:: EXERCISE DATA ::

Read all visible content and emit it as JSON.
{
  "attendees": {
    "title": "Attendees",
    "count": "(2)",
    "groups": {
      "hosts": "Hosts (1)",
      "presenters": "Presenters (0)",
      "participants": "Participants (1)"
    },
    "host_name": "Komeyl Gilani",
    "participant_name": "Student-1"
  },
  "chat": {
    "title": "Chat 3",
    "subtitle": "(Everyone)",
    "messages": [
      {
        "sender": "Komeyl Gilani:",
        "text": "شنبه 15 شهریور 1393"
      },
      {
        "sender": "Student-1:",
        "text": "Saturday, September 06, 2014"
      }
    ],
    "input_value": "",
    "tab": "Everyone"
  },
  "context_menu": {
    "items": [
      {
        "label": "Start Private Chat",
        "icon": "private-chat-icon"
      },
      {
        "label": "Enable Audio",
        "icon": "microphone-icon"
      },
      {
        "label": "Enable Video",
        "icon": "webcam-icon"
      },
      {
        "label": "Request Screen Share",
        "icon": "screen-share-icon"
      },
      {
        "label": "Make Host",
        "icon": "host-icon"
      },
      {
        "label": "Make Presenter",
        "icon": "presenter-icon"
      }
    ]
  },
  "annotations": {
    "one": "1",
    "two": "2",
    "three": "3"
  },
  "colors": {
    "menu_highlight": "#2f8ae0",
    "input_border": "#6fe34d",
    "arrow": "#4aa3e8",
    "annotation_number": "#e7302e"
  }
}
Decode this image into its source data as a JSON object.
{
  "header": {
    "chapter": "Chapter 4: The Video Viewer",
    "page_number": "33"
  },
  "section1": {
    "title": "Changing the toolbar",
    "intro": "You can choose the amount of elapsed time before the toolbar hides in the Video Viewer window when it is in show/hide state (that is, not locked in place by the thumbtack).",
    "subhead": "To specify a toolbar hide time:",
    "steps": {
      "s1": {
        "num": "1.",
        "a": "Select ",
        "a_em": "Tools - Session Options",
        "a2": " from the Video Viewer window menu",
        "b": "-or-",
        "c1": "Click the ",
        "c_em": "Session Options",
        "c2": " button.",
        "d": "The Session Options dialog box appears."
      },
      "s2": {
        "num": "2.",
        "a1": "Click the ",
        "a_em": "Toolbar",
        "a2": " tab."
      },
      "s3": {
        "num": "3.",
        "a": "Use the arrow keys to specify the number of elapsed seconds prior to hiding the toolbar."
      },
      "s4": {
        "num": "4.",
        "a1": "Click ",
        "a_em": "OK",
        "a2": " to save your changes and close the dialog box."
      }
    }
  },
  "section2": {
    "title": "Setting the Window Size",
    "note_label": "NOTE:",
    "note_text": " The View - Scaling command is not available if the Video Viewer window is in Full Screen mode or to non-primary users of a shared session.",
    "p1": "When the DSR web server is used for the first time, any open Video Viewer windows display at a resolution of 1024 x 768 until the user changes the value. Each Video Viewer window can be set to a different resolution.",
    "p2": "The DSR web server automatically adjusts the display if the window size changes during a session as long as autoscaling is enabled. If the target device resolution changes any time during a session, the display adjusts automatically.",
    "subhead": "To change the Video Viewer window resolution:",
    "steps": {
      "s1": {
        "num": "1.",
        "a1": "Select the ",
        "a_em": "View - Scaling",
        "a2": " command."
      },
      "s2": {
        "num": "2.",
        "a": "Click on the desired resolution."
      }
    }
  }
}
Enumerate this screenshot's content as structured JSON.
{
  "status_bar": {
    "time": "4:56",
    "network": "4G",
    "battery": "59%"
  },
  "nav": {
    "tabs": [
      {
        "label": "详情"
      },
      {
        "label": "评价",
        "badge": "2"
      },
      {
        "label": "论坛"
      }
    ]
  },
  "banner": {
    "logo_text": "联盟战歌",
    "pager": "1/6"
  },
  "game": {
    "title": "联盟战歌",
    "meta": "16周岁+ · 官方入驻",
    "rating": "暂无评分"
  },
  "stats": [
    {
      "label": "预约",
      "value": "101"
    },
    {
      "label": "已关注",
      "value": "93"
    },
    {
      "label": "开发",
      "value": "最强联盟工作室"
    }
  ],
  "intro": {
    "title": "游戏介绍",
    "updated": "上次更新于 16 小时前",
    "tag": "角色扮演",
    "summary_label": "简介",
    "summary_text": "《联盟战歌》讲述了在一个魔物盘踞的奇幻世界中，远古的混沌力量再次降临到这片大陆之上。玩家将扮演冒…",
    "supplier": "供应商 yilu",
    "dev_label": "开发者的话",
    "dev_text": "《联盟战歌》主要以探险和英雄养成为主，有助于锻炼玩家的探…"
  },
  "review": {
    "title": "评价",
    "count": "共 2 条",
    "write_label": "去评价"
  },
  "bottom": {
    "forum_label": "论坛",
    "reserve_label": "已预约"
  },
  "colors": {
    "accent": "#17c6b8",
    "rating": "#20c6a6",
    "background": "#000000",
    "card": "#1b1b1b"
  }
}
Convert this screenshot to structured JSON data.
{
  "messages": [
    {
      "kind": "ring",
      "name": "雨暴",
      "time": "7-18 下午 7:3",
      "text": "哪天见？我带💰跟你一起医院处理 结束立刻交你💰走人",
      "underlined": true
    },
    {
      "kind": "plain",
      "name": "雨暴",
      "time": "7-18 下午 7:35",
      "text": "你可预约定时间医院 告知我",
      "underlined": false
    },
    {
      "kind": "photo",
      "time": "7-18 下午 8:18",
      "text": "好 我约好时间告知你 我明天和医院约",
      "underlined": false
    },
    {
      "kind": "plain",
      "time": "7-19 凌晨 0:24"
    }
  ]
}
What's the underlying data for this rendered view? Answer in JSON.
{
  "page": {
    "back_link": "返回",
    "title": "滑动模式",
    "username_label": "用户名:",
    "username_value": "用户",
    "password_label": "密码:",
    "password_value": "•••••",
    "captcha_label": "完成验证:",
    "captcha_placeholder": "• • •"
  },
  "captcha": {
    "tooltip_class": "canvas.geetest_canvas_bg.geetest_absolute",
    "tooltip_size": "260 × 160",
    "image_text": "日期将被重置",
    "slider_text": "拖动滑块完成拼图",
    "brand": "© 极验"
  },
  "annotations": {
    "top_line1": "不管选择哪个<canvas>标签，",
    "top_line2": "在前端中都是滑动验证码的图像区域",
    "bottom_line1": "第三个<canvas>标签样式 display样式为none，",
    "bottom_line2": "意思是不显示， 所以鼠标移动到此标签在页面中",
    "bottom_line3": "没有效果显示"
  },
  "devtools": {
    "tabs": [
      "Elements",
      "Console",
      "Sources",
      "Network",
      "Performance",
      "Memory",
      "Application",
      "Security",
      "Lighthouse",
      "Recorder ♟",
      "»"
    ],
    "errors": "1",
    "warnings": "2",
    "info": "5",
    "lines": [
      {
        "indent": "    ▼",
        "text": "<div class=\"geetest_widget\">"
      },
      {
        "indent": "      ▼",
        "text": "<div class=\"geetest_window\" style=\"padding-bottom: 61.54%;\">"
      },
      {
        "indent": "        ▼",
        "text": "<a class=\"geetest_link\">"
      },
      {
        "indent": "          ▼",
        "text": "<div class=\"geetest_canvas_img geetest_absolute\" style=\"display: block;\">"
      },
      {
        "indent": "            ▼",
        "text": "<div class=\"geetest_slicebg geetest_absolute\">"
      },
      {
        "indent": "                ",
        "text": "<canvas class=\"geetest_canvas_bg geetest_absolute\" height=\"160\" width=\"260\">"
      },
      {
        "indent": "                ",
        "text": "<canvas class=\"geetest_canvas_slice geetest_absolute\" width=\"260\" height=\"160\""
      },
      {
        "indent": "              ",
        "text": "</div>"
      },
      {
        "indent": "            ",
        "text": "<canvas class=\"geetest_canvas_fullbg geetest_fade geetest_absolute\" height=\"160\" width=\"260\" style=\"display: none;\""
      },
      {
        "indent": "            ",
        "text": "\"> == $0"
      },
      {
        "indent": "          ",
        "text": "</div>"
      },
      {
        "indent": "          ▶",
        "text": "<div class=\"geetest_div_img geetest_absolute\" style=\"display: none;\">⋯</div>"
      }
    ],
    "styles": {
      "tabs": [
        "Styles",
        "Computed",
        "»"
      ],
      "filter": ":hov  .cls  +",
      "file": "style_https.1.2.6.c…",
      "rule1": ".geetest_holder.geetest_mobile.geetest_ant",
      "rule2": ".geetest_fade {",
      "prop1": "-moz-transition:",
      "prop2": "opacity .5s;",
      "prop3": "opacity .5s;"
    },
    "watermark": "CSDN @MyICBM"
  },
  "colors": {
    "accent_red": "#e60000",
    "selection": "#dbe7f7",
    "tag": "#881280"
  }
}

:::

EXERCISE →
Copy out all lines above that include the string "dialog".

THE RESPONSE →
        "d": "The Session Options dialog box appears."
        "a2": " to save your changes and close the dialog box."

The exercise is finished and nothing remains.